== Exercise description ==
Begin at the line containing "Convert this document image to plain text." and copy exactly through the last line of the listing, skipping every picture.

Source data
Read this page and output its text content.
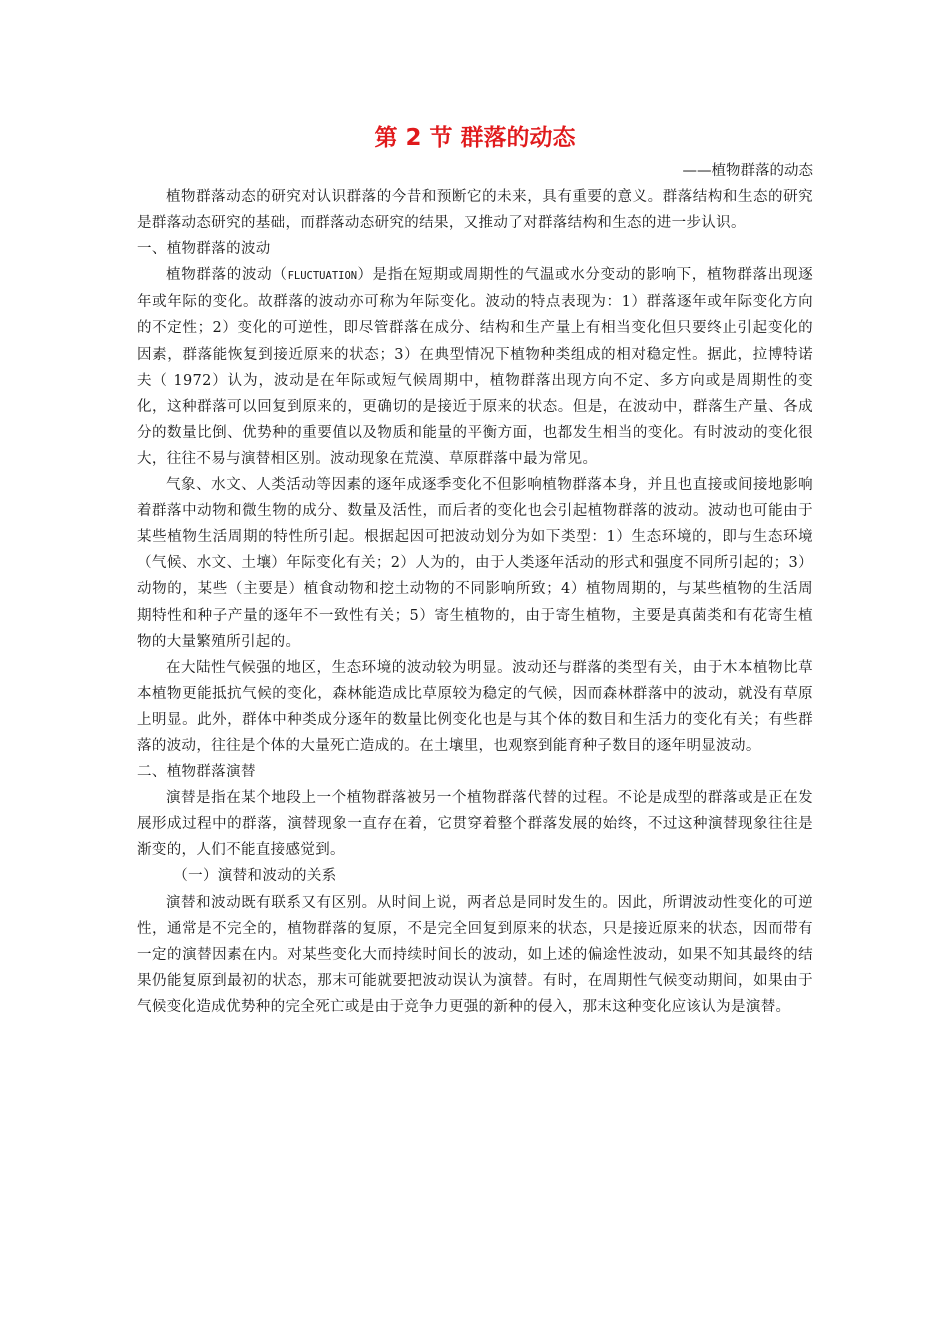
第 2 节 群落的动态

——植物群落的动态

植物群落动态的研究对认识群落的今昔和预断它的未来，具有重要的意义。群落结构和生态的研究是群落动态研究的基础，而群落动态研究的结果，又推动了对群落结构和生态的进一步认识。

一、植物群落的波动

植物群落的波动（FLUCTUATION）是指在短期或周期性的气温或水分变动的影响下，植物群落出现逐年或年际的变化。故群落的波动亦可称为年际变化。波动的特点表现为：1）群落逐年或年际变化方向的不定性；2）变化的可逆性，即尽管群落在成分、结构和生产量上有相当变化但只要终止引起变化的因素，群落能恢复到接近原来的状态；3）在典型情况下植物种类组成的相对稳定性。据此，拉博特诺夫（ 1972）认为，波动是在年际或短气候周期中，植物群落出现方向不定、多方向或是周期性的变化，这种群落可以回复到原来的，更确切的是接近于原来的状态。但是，在波动中，群落生产量、各成分的数量比倒、优势种的重要值以及物质和能量的平衡方面，也都发生相当的变化。有时波动的变化很大，往往不易与演替相区别。波动现象在荒漠、草原群落中最为常见。

气象、水文、人类活动等因素的逐年成逐季变化不但影响植物群落本身，并且也直接或间接地影响着群落中动物和微生物的成分、数量及活性，而后者的变化也会引起植物群落的波动。波动也可能由于某些植物生活周期的特性所引起。根据起因可把波动划分为如下类型：1）生态环境的，即与生态环境（气候、水文、土壤）年际变化有关；2）人为的，由于人类逐年活动的形式和强度不同所引起的；3）动物的，某些（主要是）植食动物和挖土动物的不同影响所致；4）植物周期的，与某些植物的生活周期特性和种子产量的逐年不一致性有关；5）寄生植物的，由于寄生植物，主要是真菌类和有花寄生植物的大量繁殖所引起的。

在大陆性气候强的地区，生态环境的波动较为明显。波动还与群落的类型有关，由于木本植物比草本植物更能抵抗气候的变化，森林能造成比草原较为稳定的气候，因而森林群落中的波动，就没有草原上明显。此外，群体中种类成分逐年的数量比例变化也是与其个体的数目和生活力的变化有关；有些群落的波动，往往是个体的大量死亡造成的。在土壤里，也观察到能育种子数目的逐年明显波动。

二、植物群落演替

演替是指在某个地段上一个植物群落被另一个植物群落代替的过程。不论是成型的群落或是正在发展形成过程中的群落，演替现象一直存在着，它贯穿着整个群落发展的始终，不过这种演替现象往往是渐变的，人们不能直接感觉到。

（一）演替和波动的关系

演替和波动既有联系又有区别。从时间上说，两者总是同时发生的。因此，所谓波动性变化的可逆性，通常是不完全的，植物群落的复原，不是完全回复到原来的状态，只是接近原来的状态，因而带有一定的演替因素在内。对某些变化大而持续时间长的波动，如上述的偏途性波动，如果不知其最终的结果仍能复原到最初的状态，那末可能就要把波动误认为演替。有时，在周期性气候变动期间，如果由于气候变化造成优势种的完全死亡或是由于竞争力更强的新种的侵入，那末这种变化应该认为是演替。
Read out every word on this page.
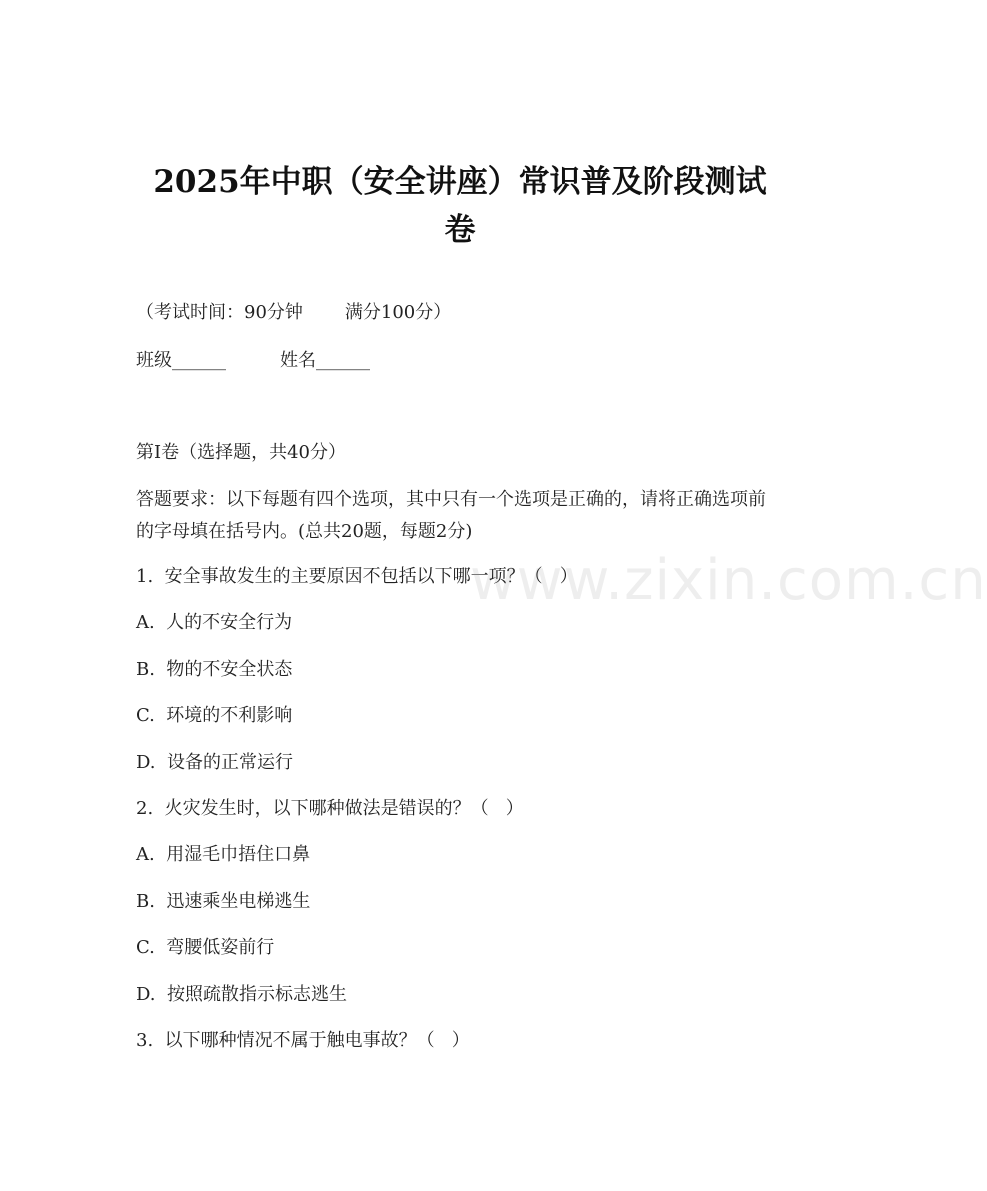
2025年中职（安全讲座）常识普及阶段测试
卷
（考试时间：90分钟 满分100分）
班级______	姓名______
第I卷（选择题，共40分）
答题要求：以下每题有四个选项，其中只有一个选项是正确的，请将正确选项前的字母填在括号内。(总共20题，每题2分)
1.  安全事故发生的主要原因不包括以下哪一项？（   ）
A.  人的不安全行为
B.  物的不安全状态
C.  环境的不利影响
D.  设备的正常运行
2.  火灾发生时，以下哪种做法是错误的？（   ）
A.  用湿毛巾捂住口鼻
B.  迅速乘坐电梯逃生
C.  弯腰低姿前行
D.  按照疏散指示标志逃生
3.  以下哪种情况不属于触电事故？（   ）
www.zixin.com.cn
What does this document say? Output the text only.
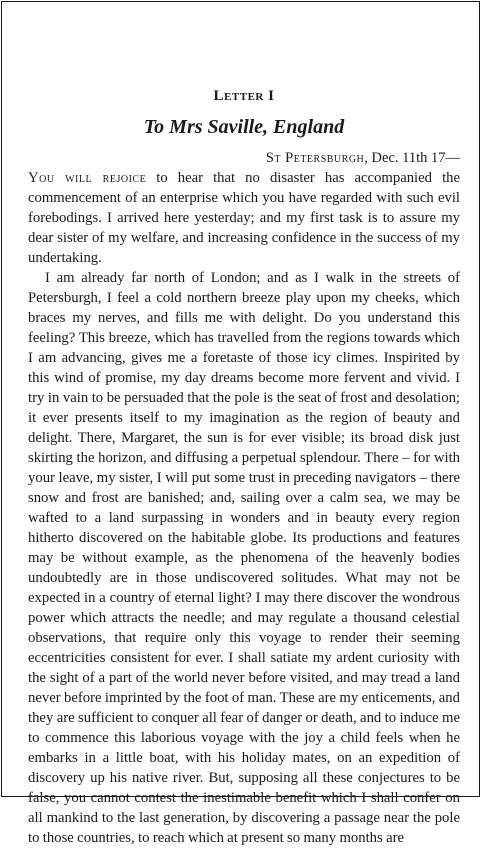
Letter I
To Mrs Saville, England

St Petersburgh, Dec. 11th 17—

You will rejoice to hear that no disaster has accompanied the commencement of an enterprise which you have regarded with such evil forebodings. I arrived here yesterday; and my first task is to assure my dear sister of my welfare, and increasing confidence in the success of my undertaking.

I am already far north of London; and as I walk in the streets of Petersburgh, I feel a cold northern breeze play upon my cheeks, which braces my nerves, and fills me with delight. Do you understand this feeling? This breeze, which has travelled from the regions towards which I am advancing, gives me a foretaste of those icy climes. Inspirited by this wind of promise, my day dreams become more fervent and vivid. I try in vain to be persuaded that the pole is the seat of frost and desolation; it ever presents itself to my imagination as the region of beauty and delight. There, Margaret, the sun is for ever visible; its broad disk just skirting the horizon, and diffusing a perpetual splendour. There – for with your leave, my sister, I will put some trust in preceding navigators – there snow and frost are banished; and, sailing over a calm sea, we may be wafted to a land surpassing in wonders and in beauty every region hitherto discovered on the habitable globe. Its productions and features may be without example, as the phenomena of the heavenly bodies undoubtedly are in those undiscovered solitudes. What may not be expected in a country of eternal light? I may there discover the wondrous power which attracts the needle; and may regulate a thousand celestial observations, that require only this voyage to render their seeming eccentricities consistent for ever. I shall satiate my ardent curiosity with the sight of a part of the world never before visited, and may tread a land never before imprinted by the foot of man. These are my enticements, and they are sufficient to conquer all fear of danger or death, and to induce me to commence this laborious voyage with the joy a child feels when he embarks in a little boat, with his holiday mates, on an expedition of discovery up his native river. But, supposing all these conjectures to be false, you cannot contest the inestimable benefit which I shall confer on all mankind to the last generation, by discovering a passage near the pole to those countries, to reach which at present so many months are
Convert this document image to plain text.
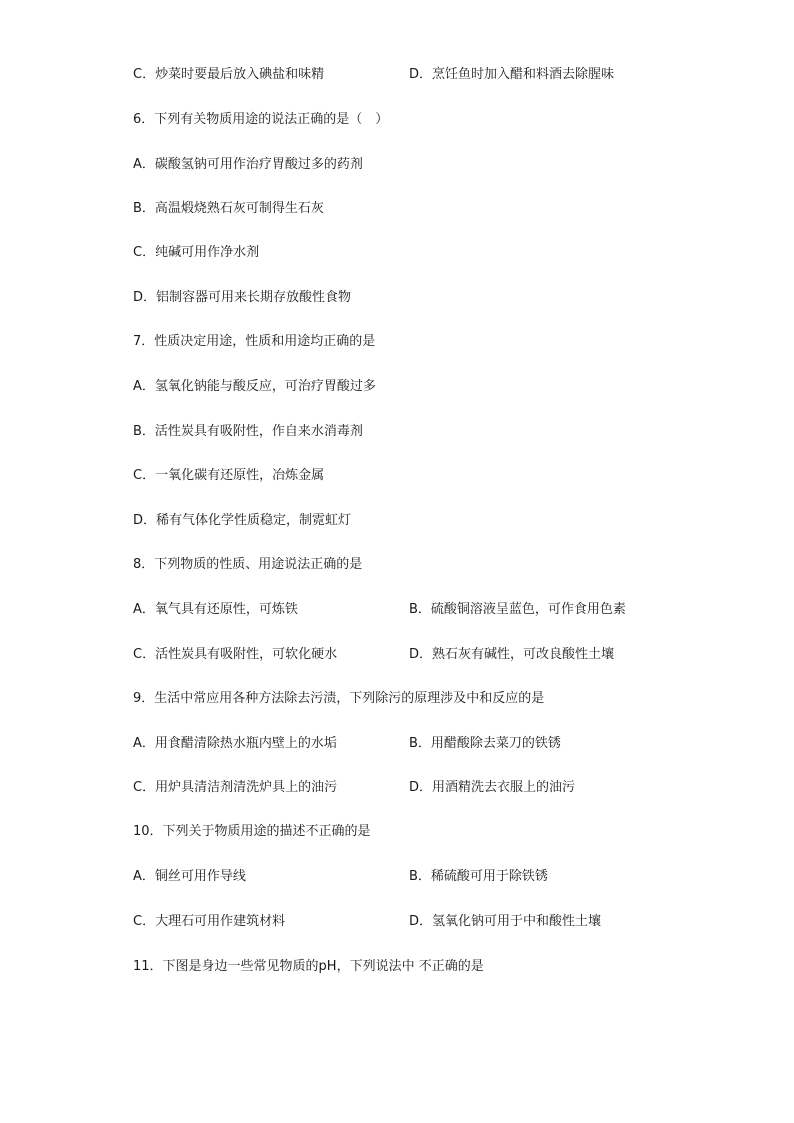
C．炒菜时要最后放入碘盐和味精	D．烹饪鱼时加入醋和料酒去除腥味
6．下列有关物质用途的说法正确的是（　）
A．碳酸氢钠可用作治疗胃酸过多的药剂
B．高温煅烧熟石灰可制得生石灰
C．纯碱可用作净水剂
D．铝制容器可用来长期存放酸性食物
7．性质决定用途，性质和用途均正确的是
A．氢氧化钠能与酸反应，可治疗胃酸过多
B．活性炭具有吸附性，作自来水消毒剂
C．一氧化碳有还原性，冶炼金属
D．稀有气体化学性质稳定，制霓虹灯
8．下列物质的性质、用途说法正确的是
A．氧气具有还原性，可炼铁	B．硫酸铜溶液呈蓝色，可作食用色素
C．活性炭具有吸附性，可软化硬水	D．熟石灰有碱性，可改良酸性土壤
9．生活中常应用各种方法除去污渍，下列除污的原理涉及中和反应的是
A．用食醋清除热水瓶内壁上的水垢	B．用醋酸除去菜刀的铁锈
C．用炉具清洁剂清洗炉具上的油污	D．用酒精洗去衣服上的油污
10．下列关于物质用途的描述不正确的是
A．铜丝可用作导线	B．稀硫酸可用于除铁锈
C．大理石可用作建筑材料	D．氢氧化钠可用于中和酸性土壤
11．下图是身边一些常见物质的pH，下列说法中 不正确的是
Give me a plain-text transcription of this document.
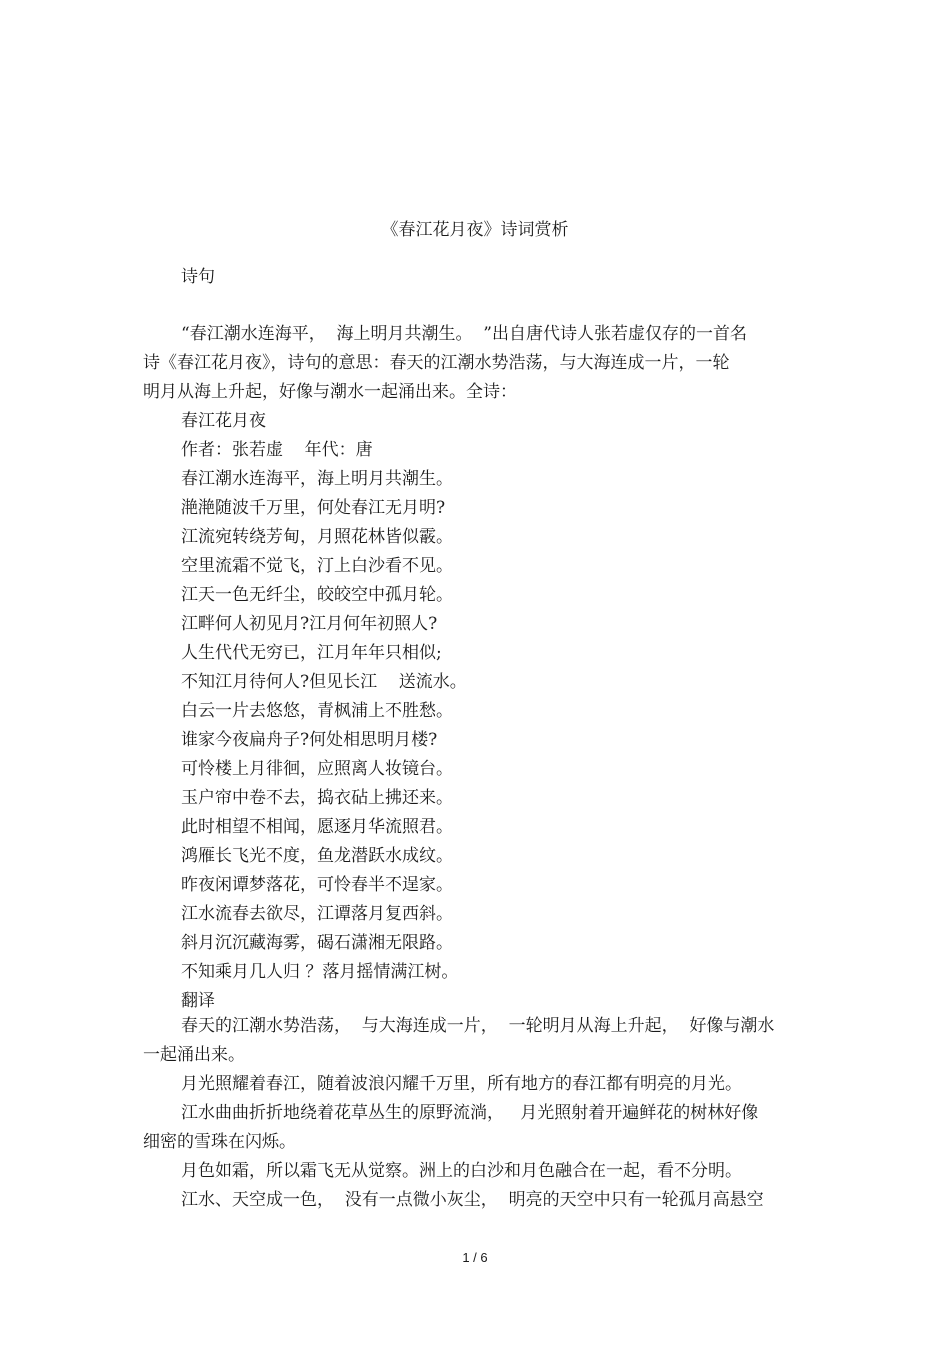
《春江花月夜》诗词赏析
诗句
“春江潮水连海平，  海上明月共潮生。  ”出自唐代诗人张若虚仅存的一首名
诗《春江花月夜》，诗句的意思：春天的江潮水势浩荡，与大海连成一片，一轮
明月从海上升起，好像与潮水一起涌出来。全诗：
春江花月夜
作者：张若虚    年代：唐
春江潮水连海平，海上明月共潮生。
滟滟随波千万里，何处春江无月明?
江流宛转绕芳甸，月照花林皆似霰。
空里流霜不觉飞，汀上白沙看不见。
江天一色无纤尘，皎皎空中孤月轮。
江畔何人初见月?江月何年初照人?
人生代代无穷已，江月年年只相似;
不知江月待何人?但见长江    送流水。
白云一片去悠悠，青枫浦上不胜愁。
谁家今夜扁舟子?何处相思明月楼?
可怜楼上月徘徊，应照离人妆镜台。
玉户帘中卷不去，捣衣砧上拂还来。
此时相望不相闻，愿逐月华流照君。
鸿雁长飞光不度，鱼龙潜跃水成纹。
昨夜闲谭梦落花，可怜春半不逞家。
江水流春去欲尽，江谭落月复西斜。
斜月沉沉藏海雾，碣石潇湘无限路。
不知乘月几人归 ？落月摇情满江树。
翻译
春天的江潮水势浩荡，  与大海连成一片，  一轮明月从海上升起，  好像与潮水
一起涌出来。
月光照耀着春江，随着波浪闪耀千万里，所有地方的春江都有明亮的月光。
江水曲曲折折地绕着花草丛生的原野流淌，   月光照射着开遍鲜花的树林好像
细密的雪珠在闪烁。
月色如霜，所以霜飞无从觉察。洲上的白沙和月色融合在一起，看不分明。
江水、天空成一色，  没有一点微小灰尘，  明亮的天空中只有一轮孤月高悬空
1 / 6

== Task response ==
Convert this document image to plain text.
C．炒菜时要最后放入碘盐和味精	D．烹饪鱼时加入醋和料酒去除腥味
6．下列有关物质用途的说法正确的是（　）
A．碳酸氢钠可用作治疗胃酸过多的药剂
B．高温煅烧熟石灰可制得生石灰
C．纯碱可用作净水剂
D．铝制容器可用来长期存放酸性食物
7．性质决定用途，性质和用途均正确的是
A．氢氧化钠能与酸反应，可治疗胃酸过多
B．活性炭具有吸附性，作自来水消毒剂
C．一氧化碳有还原性，冶炼金属
D．稀有气体化学性质稳定，制霓虹灯
8．下列物质的性质、用途说法正确的是
A．氧气具有还原性，可炼铁	B．硫酸铜溶液呈蓝色，可作食用色素
C．活性炭具有吸附性，可软化硬水	D．熟石灰有碱性，可改良酸性土壤
9．生活中常应用各种方法除去污渍，下列除污的原理涉及中和反应的是
A．用食醋清除热水瓶内壁上的水垢	B．用醋酸除去菜刀的铁锈
C．用炉具清洁剂清洗炉具上的油污	D．用酒精洗去衣服上的油污
10．下列关于物质用途的描述不正确的是
A．铜丝可用作导线	B．稀硫酸可用于除铁锈
C．大理石可用作建筑材料	D．氢氧化钠可用于中和酸性土壤
11．下图是身边一些常见物质的pH，下列说法中 不正确的是
Give me a plain-text transcription of this document.
《春江花月夜》诗词赏析
诗句
“春江潮水连海平，  海上明月共潮生。  ”出自唐代诗人张若虚仅存的一首名
诗《春江花月夜》，诗句的意思：春天的江潮水势浩荡，与大海连成一片，一轮
明月从海上升起，好像与潮水一起涌出来。全诗：
春江花月夜
作者：张若虚    年代：唐
春江潮水连海平，海上明月共潮生。
滟滟随波千万里，何处春江无月明?
江流宛转绕芳甸，月照花林皆似霰。
空里流霜不觉飞，汀上白沙看不见。
江天一色无纤尘，皎皎空中孤月轮。
江畔何人初见月?江月何年初照人?
人生代代无穷已，江月年年只相似;
不知江月待何人?但见长江    送流水。
白云一片去悠悠，青枫浦上不胜愁。
谁家今夜扁舟子?何处相思明月楼?
可怜楼上月徘徊，应照离人妆镜台。
玉户帘中卷不去，捣衣砧上拂还来。
此时相望不相闻，愿逐月华流照君。
鸿雁长飞光不度，鱼龙潜跃水成纹。
昨夜闲谭梦落花，可怜春半不逞家。
江水流春去欲尽，江谭落月复西斜。
斜月沉沉藏海雾，碣石潇湘无限路。
不知乘月几人归 ？落月摇情满江树。
翻译
春天的江潮水势浩荡，  与大海连成一片，  一轮明月从海上升起，  好像与潮水
一起涌出来。
月光照耀着春江，随着波浪闪耀千万里，所有地方的春江都有明亮的月光。
江水曲曲折折地绕着花草丛生的原野流淌，   月光照射着开遍鲜花的树林好像
细密的雪珠在闪烁。
月色如霜，所以霜飞无从觉察。洲上的白沙和月色融合在一起，看不分明。
江水、天空成一色，  没有一点微小灰尘，  明亮的天空中只有一轮孤月高悬空
1 / 6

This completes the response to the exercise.